[Extracted records]
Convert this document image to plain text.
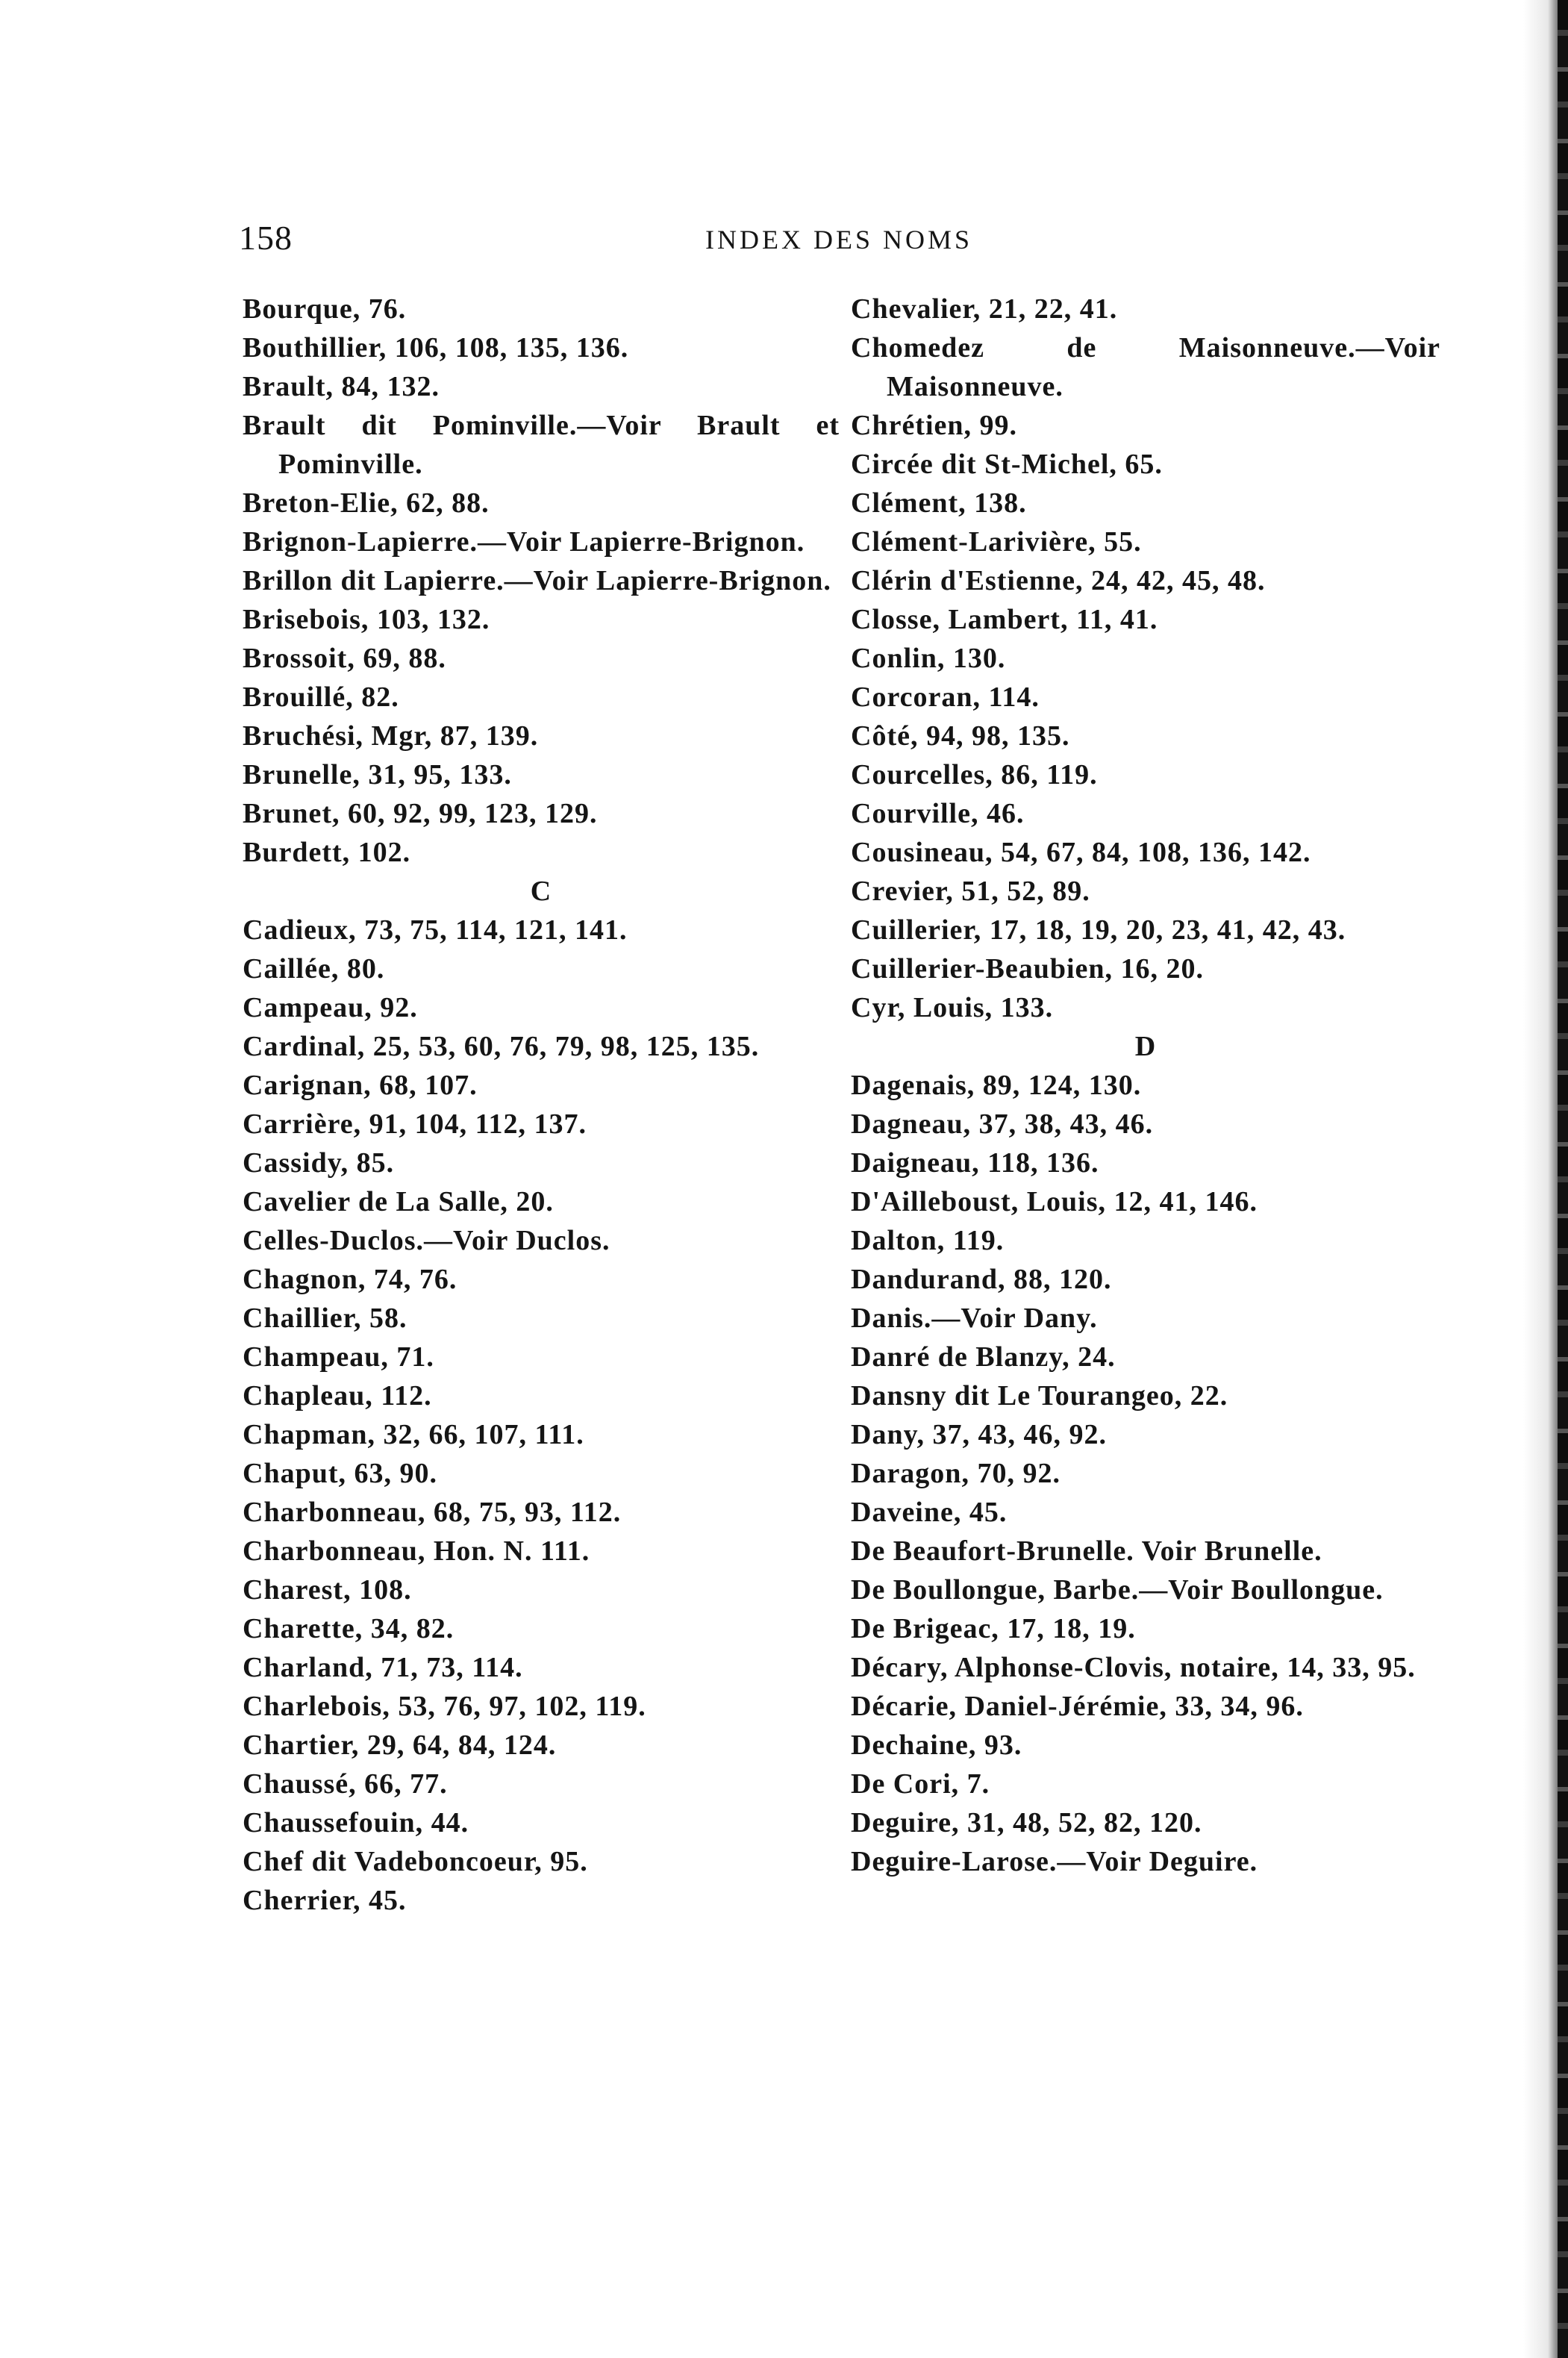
158	INDEX DES NOMS
Bourque, 76.
Bouthillier, 106, 108, 135, 136.
Brault, 84, 132.
Brault dit Pominville.—Voir Brault et Pominville.
Breton-Elie, 62, 88.
Brignon-Lapierre.—Voir Lapierre-Brignon.
Brillon dit Lapierre.—Voir Lapierre-Brignon.
Brisebois, 103, 132.
Brossoit, 69, 88.
Brouillé, 82.
Bruchési, Mgr, 87, 139.
Brunelle, 31, 95, 133.
Brunet, 60, 92, 99, 123, 129.
Burdett, 102.
C
Cadieux, 73, 75, 114, 121, 141.
Caillée, 80.
Campeau, 92.
Cardinal, 25, 53, 60, 76, 79, 98, 125, 135.
Carignan, 68, 107.
Carrière, 91, 104, 112, 137.
Cassidy, 85.
Cavelier de La Salle, 20.
Celles-Duclos.—Voir Duclos.
Chagnon, 74, 76.
Chaillier, 58.
Champeau, 71.
Chapleau, 112.
Chapman, 32, 66, 107, 111.
Chaput, 63, 90.
Charbonneau, 68, 75, 93, 112.
Charbonneau, Hon. N. 111.
Charest, 108.
Charette, 34, 82.
Charland, 71, 73, 114.
Charlebois, 53, 76, 97, 102, 119.
Chartier, 29, 64, 84, 124.
Chaussé, 66, 77.
Chaussefouin, 44.
Chef dit Vadeboncoeur, 95.
Cherrier, 45.
Chevalier, 21, 22, 41.
Chomedez de Maisonneuve.—Voir Maisonneuve.
Chrétien, 99.
Circée dit St-Michel, 65.
Clément, 138.
Clément-Larivière, 55.
Clérin d'Estienne, 24, 42, 45, 48.
Closse, Lambert, 11, 41.
Conlin, 130.
Corcoran, 114.
Côté, 94, 98, 135.
Courcelles, 86, 119.
Courville, 46.
Cousineau, 54, 67, 84, 108, 136, 142.
Crevier, 51, 52, 89.
Cuillerier, 17, 18, 19, 20, 23, 41, 42, 43.
Cuillerier-Beaubien, 16, 20.
Cyr, Louis, 133.
D
Dagenais, 89, 124, 130.
Dagneau, 37, 38, 43, 46.
Daigneau, 118, 136.
D'Ailleboust, Louis, 12, 41, 146.
Dalton, 119.
Dandurand, 88, 120.
Danis.—Voir Dany.
Danré de Blanzy, 24.
Dansny dit Le Tourangeo, 22.
Dany, 37, 43, 46, 92.
Daragon, 70, 92.
Daveine, 45.
De Beaufort-Brunelle. Voir Brunelle.
De Boullongue, Barbe.—Voir Boullongue.
De Brigeac, 17, 18, 19.
Décary, Alphonse-Clovis, notaire, 14, 33, 95.
Décarie, Daniel-Jérémie, 33, 34, 96.
Dechaine, 93.
De Cori, 7.
Deguire, 31, 48, 52, 82, 120.
Deguire-Larose.—Voir Deguire.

Requirement: Extract every line of the records above that contains the word "Louis".

The output:
Cyr, Louis, 133.
D'Ailleboust, Louis, 12, 41, 146.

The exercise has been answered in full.